Records excerpted from a collection:
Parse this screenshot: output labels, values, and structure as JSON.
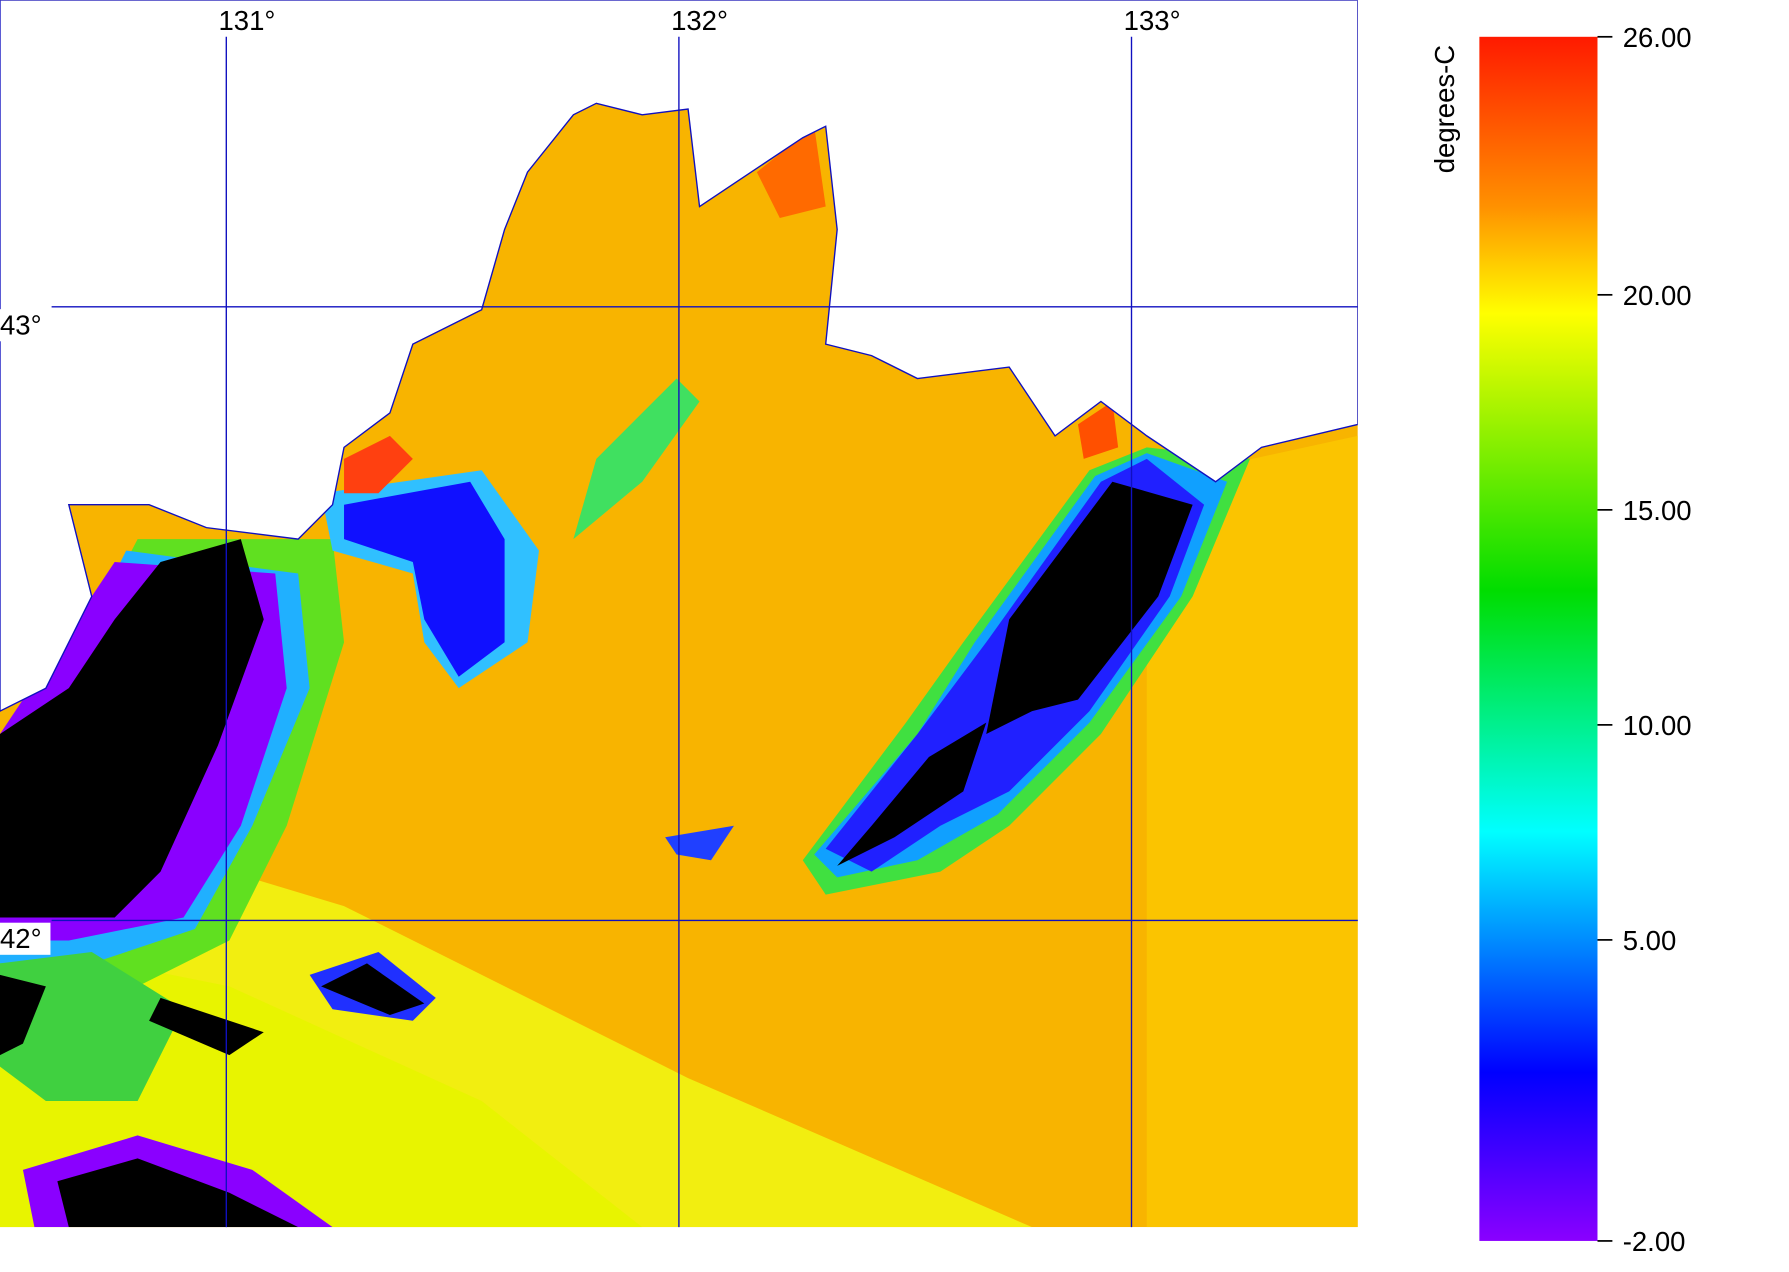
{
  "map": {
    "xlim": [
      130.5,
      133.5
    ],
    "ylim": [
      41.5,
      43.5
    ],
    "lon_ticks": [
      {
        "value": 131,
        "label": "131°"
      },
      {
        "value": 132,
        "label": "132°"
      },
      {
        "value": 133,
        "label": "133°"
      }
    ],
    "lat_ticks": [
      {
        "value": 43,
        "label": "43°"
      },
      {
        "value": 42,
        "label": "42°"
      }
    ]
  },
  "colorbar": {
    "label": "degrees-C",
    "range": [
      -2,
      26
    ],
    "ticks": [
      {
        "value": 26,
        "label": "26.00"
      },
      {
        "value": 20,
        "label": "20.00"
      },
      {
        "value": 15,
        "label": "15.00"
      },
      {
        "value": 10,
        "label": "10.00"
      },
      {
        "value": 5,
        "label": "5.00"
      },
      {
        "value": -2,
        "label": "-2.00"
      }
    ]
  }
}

...

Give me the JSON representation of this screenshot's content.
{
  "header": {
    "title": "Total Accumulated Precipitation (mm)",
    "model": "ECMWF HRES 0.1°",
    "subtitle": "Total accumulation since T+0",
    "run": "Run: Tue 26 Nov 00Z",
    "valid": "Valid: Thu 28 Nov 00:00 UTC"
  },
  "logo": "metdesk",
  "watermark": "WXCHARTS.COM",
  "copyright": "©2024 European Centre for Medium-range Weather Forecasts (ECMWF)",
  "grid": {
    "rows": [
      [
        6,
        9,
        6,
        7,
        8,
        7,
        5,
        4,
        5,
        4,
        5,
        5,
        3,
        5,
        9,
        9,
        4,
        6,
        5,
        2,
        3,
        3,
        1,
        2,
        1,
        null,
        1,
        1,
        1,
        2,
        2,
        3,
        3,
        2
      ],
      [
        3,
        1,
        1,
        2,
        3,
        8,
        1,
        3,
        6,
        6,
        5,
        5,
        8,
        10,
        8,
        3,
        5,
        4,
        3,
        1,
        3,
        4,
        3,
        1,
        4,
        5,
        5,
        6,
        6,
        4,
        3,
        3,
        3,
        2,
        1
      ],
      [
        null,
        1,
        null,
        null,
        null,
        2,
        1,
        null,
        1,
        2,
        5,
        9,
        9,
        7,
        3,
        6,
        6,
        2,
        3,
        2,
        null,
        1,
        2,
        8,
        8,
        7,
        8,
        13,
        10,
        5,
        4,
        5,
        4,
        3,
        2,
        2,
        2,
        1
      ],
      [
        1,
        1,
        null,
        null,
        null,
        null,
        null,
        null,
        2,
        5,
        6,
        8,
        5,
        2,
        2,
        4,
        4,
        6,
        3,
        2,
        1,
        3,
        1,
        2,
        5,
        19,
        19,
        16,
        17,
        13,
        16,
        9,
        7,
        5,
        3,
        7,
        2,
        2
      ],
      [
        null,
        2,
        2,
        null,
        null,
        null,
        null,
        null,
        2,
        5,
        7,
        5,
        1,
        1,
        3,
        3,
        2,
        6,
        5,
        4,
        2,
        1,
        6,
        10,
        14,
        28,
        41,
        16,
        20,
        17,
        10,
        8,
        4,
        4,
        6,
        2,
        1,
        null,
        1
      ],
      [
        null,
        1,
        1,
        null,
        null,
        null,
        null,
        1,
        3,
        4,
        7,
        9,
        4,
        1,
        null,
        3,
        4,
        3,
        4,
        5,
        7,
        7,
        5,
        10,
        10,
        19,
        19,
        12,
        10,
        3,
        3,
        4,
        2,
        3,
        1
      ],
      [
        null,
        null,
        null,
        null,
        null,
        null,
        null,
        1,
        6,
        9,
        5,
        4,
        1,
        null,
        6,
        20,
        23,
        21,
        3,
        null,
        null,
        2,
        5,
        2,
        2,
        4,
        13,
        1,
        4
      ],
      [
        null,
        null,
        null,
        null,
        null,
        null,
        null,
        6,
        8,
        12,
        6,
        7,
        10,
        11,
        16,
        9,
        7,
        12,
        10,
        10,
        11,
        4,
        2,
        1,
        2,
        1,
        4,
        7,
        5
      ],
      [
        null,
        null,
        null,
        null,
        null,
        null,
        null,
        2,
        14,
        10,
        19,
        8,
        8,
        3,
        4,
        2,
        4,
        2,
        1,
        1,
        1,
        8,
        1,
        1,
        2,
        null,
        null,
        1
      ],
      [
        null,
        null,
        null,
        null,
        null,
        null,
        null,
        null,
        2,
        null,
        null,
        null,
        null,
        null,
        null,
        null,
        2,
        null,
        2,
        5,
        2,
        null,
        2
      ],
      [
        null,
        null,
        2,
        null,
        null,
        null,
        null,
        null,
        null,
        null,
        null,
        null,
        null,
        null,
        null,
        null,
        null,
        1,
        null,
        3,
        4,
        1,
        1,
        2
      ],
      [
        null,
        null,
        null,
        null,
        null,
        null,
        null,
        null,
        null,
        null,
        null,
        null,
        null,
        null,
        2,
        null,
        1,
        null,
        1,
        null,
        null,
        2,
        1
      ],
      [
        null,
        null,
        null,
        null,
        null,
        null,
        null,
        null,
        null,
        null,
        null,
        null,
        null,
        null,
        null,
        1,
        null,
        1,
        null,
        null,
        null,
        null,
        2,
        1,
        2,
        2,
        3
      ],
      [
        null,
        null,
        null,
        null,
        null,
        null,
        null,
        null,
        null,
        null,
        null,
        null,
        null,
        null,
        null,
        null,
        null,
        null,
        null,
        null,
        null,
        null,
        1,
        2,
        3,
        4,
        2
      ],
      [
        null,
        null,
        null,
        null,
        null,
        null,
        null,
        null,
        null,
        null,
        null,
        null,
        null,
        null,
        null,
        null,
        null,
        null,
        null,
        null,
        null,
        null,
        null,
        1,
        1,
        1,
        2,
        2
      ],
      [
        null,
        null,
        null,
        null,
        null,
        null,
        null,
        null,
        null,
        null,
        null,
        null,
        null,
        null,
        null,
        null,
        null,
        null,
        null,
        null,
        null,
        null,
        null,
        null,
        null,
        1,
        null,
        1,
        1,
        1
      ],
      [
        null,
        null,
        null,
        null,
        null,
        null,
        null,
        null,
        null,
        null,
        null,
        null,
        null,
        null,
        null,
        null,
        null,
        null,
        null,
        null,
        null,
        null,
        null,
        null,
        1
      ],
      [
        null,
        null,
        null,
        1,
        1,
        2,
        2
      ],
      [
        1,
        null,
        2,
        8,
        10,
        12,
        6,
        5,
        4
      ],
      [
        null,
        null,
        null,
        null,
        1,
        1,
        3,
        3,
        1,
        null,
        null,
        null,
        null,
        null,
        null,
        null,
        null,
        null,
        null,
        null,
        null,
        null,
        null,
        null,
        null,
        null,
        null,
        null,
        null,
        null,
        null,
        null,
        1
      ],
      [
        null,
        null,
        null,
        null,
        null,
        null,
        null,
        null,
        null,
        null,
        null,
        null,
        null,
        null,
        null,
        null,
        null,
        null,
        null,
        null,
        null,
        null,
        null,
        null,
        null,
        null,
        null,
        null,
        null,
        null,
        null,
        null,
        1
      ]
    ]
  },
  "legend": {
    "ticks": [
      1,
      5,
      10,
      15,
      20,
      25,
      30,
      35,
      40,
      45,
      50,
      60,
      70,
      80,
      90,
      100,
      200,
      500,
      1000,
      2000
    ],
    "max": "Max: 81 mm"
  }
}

Direction
Tally how many lines of the material contain the word "screenshot". The answer must be the number and nothing else.

Completed task
2